= Exercise objective =
Print the listing in its entirety and exactly, leaving out images.

───── Exercise data ─────

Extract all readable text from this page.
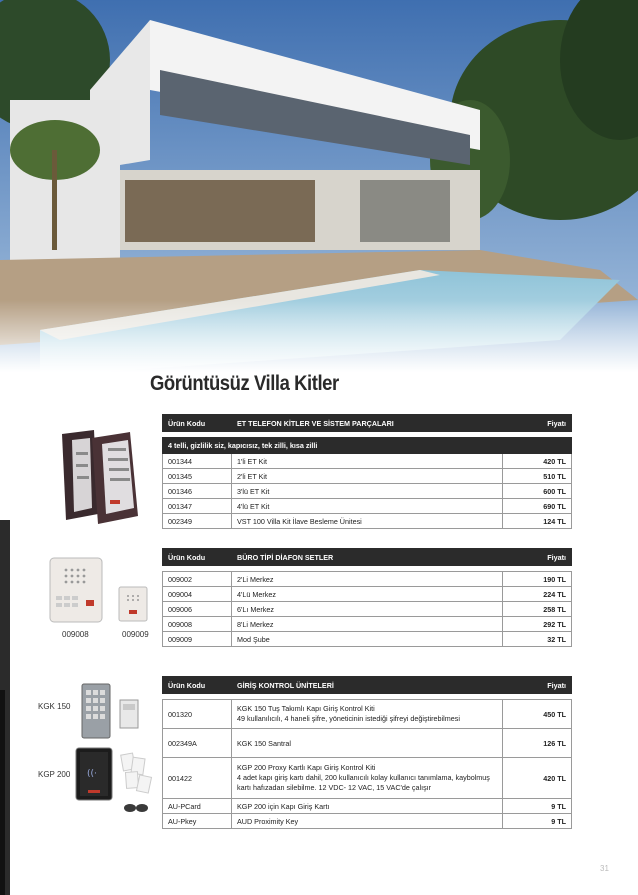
Görüntüsüz Villa Kitler
Ürün Kodu	ET TELEFON KİTLER VE SİSTEM PARÇALARI	Fiyatı

4 telli, gizlilik siz, kapıcısız, tek zilli, kısa zilli		
001344	1'li ET Kit	420 TL
001345	2'li ET Kit	510 TL
001346	3'lü ET Kit	600 TL
001347	4'lü ET Kit	690 TL
002349	VST 100 Villa Kit İlave Besleme Ünitesi	124 TL
Ürün Kodu	BÜRO TİPİ DİAFON SETLER	Fiyatı

009002	2'Li Merkez	190 TL
009004	4'Lü Merkez	224 TL
009006	6'Lı Merkez	258 TL
009008	8'Li Merkez	292 TL
009009	Mod Şube	32 TL
Ürün Kodu	GİRİŞ KONTROL ÜNİTELERİ	Fiyatı

001320	KGK 150 Tuş Takımlı Kapı Giriş Kontrol Kiti
49 kullanılıcılı, 4 haneli şifre, yöneticinin istediği şifreyi değiştirebilmesi	450 TL
002349A	KGK 150 Santral	126 TL
001422	KGP 200 Proxy Kartlı Kapı Giriş Kontrol Kiti
4 adet kapı giriş kartı dahil, 200 kullanıcılı kolay kullanıcı tanımlama, kaybolmuş
kartı hafızadan silebilme. 12 VDC- 12 VAC, 15 VAC'de çalışır	420 TL
AU-PCard	KGP 200 için Kapı Giriş Kartı	9 TL
AU-Pkey	AUD Proximity Key	9 TL
009008	009009
KGK 150
KGP 200 ((·
31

─────

= Answer to this problem =
Extract all readable text from this page.
Görüntüsüz Villa Kitler
Ürün Kodu	ET TELEFON KİTLER VE SİSTEM PARÇALARI	Fiyatı

4 telli, gizlilik siz, kapıcısız, tek zilli, kısa zilli		
001344	1'li ET Kit	420 TL
001345	2'li ET Kit	510 TL
001346	3'lü ET Kit	600 TL
001347	4'lü ET Kit	690 TL
002349	VST 100 Villa Kit İlave Besleme Ünitesi	124 TL
Ürün Kodu	BÜRO TİPİ DİAFON SETLER	Fiyatı

009002	2'Li Merkez	190 TL
009004	4'Lü Merkez	224 TL
009006	6'Lı Merkez	258 TL
009008	8'Li Merkez	292 TL
009009	Mod Şube	32 TL
Ürün Kodu	GİRİŞ KONTROL ÜNİTELERİ	Fiyatı

001320	KGK 150 Tuş Takımlı Kapı Giriş Kontrol Kiti
49 kullanılıcılı, 4 haneli şifre, yöneticinin istediği şifreyi değiştirebilmesi	450 TL
002349A	KGK 150 Santral	126 TL
001422	KGP 200 Proxy Kartlı Kapı Giriş Kontrol Kiti
4 adet kapı giriş kartı dahil, 200 kullanıcılı kolay kullanıcı tanımlama, kaybolmuş
kartı hafızadan silebilme. 12 VDC- 12 VAC, 15 VAC'de çalışır	420 TL
AU-PCard	KGP 200 için Kapı Giriş Kartı	9 TL
AU-Pkey	AUD Proximity Key	9 TL
009008	009009
KGK 150
KGP 200 ((·
31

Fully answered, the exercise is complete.